> **Stated exercise**:
Copy all lines that contain the word "LEEMANS".

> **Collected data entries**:
============================================================

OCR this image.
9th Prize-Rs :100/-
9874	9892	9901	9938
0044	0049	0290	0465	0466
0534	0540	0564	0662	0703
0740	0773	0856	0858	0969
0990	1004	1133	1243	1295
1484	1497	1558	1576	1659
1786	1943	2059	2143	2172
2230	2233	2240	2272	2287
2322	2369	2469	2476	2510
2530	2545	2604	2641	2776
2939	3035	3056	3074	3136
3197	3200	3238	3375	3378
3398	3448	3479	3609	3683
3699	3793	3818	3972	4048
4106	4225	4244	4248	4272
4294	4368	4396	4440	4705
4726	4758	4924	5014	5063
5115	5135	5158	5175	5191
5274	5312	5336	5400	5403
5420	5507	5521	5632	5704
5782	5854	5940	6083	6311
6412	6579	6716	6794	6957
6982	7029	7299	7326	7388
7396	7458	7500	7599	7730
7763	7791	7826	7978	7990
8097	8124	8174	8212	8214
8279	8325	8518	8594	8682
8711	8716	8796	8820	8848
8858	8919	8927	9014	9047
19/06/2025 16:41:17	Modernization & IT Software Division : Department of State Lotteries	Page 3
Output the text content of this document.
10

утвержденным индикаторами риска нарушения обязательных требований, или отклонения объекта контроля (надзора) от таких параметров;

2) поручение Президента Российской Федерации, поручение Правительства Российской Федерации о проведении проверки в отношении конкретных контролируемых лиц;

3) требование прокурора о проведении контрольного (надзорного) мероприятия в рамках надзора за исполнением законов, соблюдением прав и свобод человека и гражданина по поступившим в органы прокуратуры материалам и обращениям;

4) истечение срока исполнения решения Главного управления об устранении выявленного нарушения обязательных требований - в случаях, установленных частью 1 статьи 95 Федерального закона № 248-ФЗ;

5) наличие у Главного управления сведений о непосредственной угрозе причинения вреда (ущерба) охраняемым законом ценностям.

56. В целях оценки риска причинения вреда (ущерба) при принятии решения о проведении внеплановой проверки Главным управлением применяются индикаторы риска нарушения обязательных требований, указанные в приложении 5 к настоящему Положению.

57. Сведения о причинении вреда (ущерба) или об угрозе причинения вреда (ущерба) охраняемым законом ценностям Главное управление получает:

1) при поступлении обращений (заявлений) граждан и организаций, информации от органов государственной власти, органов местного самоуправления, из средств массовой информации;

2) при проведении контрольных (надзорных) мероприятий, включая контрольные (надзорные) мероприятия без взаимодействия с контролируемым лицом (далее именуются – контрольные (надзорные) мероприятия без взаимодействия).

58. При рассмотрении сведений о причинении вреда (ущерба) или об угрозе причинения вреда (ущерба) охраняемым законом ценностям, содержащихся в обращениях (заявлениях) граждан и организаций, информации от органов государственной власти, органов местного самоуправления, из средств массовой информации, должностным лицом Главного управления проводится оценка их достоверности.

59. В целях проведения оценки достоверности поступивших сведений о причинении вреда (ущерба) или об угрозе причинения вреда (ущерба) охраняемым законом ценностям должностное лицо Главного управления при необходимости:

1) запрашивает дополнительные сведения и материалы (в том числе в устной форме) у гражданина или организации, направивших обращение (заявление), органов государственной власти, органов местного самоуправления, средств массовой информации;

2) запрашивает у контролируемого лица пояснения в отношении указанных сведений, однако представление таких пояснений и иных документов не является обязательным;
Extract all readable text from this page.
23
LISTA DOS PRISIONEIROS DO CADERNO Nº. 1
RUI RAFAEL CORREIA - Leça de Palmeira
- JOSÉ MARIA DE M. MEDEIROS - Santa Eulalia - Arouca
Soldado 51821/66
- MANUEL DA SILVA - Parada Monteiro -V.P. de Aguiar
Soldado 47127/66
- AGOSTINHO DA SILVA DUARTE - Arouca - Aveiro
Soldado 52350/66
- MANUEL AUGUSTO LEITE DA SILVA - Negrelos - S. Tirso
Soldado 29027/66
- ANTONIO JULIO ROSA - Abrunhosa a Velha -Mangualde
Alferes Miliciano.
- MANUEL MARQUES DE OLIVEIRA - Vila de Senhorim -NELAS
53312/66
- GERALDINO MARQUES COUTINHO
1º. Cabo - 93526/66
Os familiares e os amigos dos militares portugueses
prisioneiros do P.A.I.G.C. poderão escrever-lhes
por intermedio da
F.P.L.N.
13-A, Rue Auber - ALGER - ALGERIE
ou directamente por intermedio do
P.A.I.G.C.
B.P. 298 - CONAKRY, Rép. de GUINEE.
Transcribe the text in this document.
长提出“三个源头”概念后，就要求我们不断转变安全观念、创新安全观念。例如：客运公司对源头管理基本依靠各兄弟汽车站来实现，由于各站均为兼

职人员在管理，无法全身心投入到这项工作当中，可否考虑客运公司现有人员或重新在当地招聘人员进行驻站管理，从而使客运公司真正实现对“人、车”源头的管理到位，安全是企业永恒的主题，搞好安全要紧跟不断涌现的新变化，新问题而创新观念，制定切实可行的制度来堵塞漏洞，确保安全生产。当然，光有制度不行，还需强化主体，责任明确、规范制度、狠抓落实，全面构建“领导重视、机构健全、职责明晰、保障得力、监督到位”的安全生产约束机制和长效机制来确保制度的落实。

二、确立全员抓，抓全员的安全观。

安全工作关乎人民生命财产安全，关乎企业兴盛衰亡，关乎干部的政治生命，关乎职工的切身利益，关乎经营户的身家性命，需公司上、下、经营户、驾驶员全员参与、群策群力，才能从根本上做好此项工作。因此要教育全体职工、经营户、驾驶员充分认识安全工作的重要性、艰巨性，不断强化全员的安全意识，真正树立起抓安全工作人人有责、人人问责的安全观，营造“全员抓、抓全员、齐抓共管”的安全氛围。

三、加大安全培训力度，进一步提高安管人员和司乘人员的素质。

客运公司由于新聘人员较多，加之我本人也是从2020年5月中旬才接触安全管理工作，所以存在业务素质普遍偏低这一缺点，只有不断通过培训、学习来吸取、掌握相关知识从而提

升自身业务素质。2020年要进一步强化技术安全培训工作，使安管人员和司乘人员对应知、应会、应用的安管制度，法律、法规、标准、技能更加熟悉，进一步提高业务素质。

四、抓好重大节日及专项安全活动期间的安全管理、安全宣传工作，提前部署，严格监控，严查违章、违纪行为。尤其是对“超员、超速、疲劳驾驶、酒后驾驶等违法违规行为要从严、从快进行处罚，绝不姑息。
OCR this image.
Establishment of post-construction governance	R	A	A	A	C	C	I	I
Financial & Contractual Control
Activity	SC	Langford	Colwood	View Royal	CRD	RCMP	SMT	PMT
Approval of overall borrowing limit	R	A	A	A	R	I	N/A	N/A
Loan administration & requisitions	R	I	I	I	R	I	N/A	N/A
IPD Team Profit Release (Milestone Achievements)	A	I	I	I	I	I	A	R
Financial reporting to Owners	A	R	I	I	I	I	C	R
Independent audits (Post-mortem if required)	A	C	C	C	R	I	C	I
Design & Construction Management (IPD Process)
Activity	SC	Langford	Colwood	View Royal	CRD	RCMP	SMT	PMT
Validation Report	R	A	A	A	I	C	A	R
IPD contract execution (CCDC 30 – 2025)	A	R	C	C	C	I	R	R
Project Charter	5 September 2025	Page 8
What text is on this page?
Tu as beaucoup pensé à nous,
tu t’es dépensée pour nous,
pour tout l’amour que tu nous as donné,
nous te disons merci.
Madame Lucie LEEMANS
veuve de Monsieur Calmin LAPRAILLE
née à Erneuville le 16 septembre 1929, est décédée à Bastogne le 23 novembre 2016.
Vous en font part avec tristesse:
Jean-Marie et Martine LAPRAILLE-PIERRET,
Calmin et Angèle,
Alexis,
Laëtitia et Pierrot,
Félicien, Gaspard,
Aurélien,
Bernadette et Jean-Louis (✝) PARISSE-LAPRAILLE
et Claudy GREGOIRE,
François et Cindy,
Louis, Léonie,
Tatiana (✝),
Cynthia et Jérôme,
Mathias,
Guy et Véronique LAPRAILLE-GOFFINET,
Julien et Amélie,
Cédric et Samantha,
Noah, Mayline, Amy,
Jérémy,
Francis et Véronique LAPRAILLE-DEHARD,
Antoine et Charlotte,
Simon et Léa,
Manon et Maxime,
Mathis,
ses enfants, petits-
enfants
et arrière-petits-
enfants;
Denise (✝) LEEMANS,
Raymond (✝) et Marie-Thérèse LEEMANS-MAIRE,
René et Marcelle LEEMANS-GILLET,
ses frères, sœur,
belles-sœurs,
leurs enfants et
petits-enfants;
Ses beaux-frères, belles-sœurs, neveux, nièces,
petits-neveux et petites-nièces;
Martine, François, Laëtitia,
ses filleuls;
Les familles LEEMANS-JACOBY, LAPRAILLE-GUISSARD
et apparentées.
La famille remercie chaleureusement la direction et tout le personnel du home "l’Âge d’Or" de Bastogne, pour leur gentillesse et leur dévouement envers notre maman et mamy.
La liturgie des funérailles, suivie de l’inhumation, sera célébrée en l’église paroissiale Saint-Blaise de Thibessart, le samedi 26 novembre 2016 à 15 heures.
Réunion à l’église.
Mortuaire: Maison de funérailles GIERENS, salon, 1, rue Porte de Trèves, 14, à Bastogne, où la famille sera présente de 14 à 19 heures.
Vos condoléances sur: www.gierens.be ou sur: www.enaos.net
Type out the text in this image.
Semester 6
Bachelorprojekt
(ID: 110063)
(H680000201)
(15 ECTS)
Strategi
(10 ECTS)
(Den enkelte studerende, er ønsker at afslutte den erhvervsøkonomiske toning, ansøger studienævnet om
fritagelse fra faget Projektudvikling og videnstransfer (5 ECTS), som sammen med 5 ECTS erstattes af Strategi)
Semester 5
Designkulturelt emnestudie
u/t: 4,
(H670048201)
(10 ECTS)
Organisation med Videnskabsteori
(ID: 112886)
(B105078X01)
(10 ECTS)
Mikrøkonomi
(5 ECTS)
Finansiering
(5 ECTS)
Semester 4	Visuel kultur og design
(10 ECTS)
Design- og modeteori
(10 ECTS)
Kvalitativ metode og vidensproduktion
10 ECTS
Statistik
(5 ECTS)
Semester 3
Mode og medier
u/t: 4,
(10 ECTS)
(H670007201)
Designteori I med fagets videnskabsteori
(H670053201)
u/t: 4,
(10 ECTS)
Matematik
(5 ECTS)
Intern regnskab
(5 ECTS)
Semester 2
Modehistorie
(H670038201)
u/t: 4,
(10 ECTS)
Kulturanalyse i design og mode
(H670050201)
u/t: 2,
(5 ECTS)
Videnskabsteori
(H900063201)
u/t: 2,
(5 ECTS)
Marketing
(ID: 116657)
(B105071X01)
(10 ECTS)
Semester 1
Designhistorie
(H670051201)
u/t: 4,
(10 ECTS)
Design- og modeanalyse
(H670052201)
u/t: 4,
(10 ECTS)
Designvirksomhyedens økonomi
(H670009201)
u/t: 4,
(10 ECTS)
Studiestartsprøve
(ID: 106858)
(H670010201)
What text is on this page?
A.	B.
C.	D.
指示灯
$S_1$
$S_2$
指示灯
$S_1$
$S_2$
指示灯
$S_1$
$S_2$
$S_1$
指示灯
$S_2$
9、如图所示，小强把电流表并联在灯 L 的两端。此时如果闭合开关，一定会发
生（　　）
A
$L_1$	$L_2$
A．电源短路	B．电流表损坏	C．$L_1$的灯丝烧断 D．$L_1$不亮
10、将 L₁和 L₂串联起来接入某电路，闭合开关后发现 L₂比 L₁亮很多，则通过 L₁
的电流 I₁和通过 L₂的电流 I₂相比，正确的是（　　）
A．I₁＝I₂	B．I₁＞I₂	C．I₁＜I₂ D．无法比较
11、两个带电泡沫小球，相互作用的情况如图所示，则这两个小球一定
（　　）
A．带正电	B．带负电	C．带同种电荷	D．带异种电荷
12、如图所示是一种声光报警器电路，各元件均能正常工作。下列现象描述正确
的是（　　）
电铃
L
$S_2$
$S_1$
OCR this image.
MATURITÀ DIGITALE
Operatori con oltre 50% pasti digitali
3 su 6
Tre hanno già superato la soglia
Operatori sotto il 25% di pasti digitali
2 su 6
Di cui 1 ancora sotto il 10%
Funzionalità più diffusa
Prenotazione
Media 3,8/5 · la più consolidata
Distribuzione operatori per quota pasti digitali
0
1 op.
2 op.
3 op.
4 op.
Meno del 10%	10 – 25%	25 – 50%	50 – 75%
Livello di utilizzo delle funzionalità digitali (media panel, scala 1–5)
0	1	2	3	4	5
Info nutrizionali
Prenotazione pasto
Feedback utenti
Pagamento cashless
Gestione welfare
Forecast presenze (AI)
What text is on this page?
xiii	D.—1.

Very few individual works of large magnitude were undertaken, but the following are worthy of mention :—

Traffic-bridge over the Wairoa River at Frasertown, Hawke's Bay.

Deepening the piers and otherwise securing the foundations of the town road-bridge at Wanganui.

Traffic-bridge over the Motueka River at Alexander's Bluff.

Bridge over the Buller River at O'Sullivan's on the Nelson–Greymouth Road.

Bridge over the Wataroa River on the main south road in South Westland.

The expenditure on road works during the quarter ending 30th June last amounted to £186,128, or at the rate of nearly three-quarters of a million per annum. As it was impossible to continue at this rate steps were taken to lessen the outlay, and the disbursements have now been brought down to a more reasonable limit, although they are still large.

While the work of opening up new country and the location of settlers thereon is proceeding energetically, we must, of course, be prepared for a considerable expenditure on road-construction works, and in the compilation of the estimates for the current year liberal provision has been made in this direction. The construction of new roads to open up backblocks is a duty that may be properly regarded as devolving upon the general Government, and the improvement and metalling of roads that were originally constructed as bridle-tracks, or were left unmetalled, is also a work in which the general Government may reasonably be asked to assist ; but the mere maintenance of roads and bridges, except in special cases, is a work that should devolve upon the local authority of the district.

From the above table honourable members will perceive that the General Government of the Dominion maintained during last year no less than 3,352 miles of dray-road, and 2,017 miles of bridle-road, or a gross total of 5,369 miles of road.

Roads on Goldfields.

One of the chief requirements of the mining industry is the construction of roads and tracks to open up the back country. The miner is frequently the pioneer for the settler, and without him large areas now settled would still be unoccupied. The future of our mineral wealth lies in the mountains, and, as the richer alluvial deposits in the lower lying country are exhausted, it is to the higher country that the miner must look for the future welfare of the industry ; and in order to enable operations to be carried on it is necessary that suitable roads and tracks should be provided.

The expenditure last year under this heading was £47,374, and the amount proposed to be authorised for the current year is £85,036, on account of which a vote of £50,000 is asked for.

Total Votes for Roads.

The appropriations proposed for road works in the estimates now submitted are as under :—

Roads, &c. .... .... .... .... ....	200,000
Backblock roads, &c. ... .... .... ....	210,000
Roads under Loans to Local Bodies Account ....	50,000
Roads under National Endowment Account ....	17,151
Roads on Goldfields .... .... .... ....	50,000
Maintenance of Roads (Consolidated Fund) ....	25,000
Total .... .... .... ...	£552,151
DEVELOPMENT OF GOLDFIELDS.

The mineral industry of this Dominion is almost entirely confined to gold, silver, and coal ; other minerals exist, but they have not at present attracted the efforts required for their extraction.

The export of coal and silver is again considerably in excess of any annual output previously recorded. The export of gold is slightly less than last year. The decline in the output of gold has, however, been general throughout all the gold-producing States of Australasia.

============================================================

> **Exercise solution**:
Madame Lucie LEEMANS
Denise (✝) LEEMANS,
Raymond (✝) et Marie-Thérèse LEEMANS-MAIRE,
René et Marcelle LEEMANS-GILLET,
Les familles LEEMANS-JACOBY, LAPRAILLE-GUISSARD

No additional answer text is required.